▶ [PROBLEM DESCRIPTION]: Write out the full set of records exactly. Any pictures in them do not belong in the copy.

▶ [DATA FOR THE TASK]:
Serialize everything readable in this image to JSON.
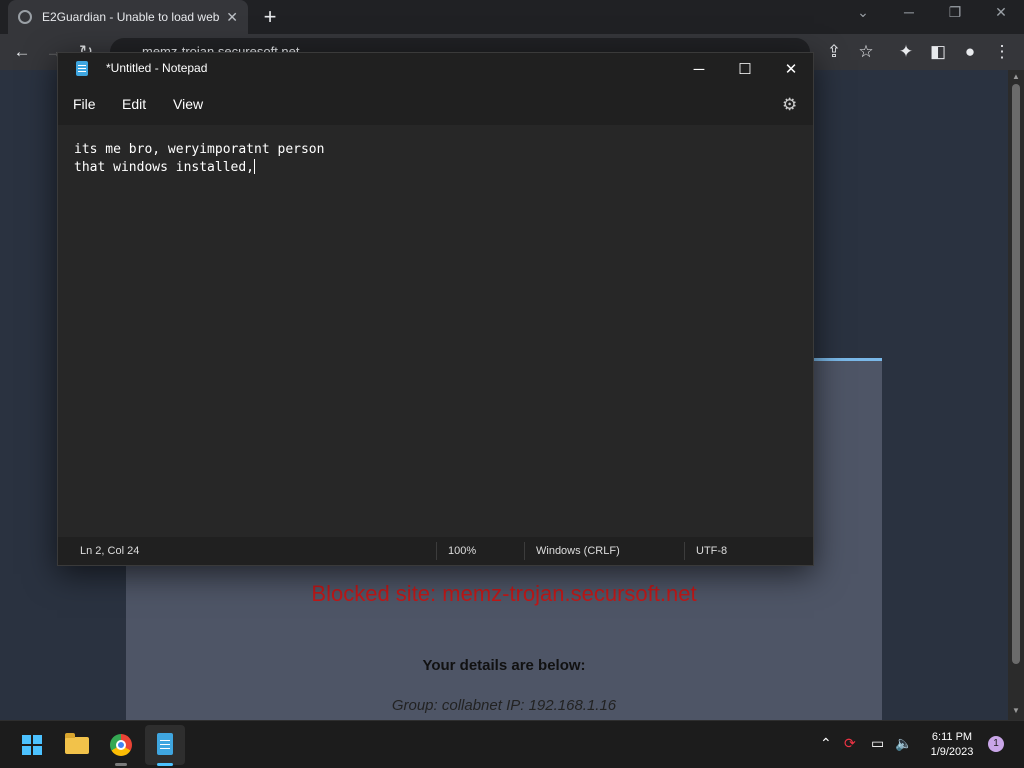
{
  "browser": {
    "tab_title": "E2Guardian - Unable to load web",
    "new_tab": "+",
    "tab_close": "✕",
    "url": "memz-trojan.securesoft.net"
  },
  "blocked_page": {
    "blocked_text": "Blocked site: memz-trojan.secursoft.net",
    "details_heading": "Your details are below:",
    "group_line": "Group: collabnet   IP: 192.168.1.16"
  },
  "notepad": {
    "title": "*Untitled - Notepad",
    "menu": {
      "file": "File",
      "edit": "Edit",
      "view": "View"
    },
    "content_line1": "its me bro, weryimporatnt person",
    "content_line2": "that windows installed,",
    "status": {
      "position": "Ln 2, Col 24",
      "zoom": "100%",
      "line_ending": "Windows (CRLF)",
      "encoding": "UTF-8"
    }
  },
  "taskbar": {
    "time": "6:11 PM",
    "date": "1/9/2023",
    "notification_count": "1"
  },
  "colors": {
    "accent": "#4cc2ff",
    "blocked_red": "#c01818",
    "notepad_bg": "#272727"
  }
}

▶ [RESPONSE FOR THIS EXERCISE]:
Serialize everything readable in this image to JSON.
{
  "browser": {
    "tab_title": "E2Guardian - Unable to load web",
    "new_tab": "+",
    "tab_close": "✕",
    "url": "memz-trojan.securesoft.net"
  },
  "blocked_page": {
    "blocked_text": "Blocked site: memz-trojan.secursoft.net",
    "details_heading": "Your details are below:",
    "group_line": "Group: collabnet   IP: 192.168.1.16"
  },
  "notepad": {
    "title": "*Untitled - Notepad",
    "menu": {
      "file": "File",
      "edit": "Edit",
      "view": "View"
    },
    "content_line1": "its me bro, weryimporatnt person",
    "content_line2": "that windows installed,",
    "status": {
      "position": "Ln 2, Col 24",
      "zoom": "100%",
      "line_ending": "Windows (CRLF)",
      "encoding": "UTF-8"
    }
  },
  "taskbar": {
    "time": "6:11 PM",
    "date": "1/9/2023",
    "notification_count": "1"
  },
  "colors": {
    "accent": "#4cc2ff",
    "blocked_red": "#c01818",
    "notepad_bg": "#272727"
  }
}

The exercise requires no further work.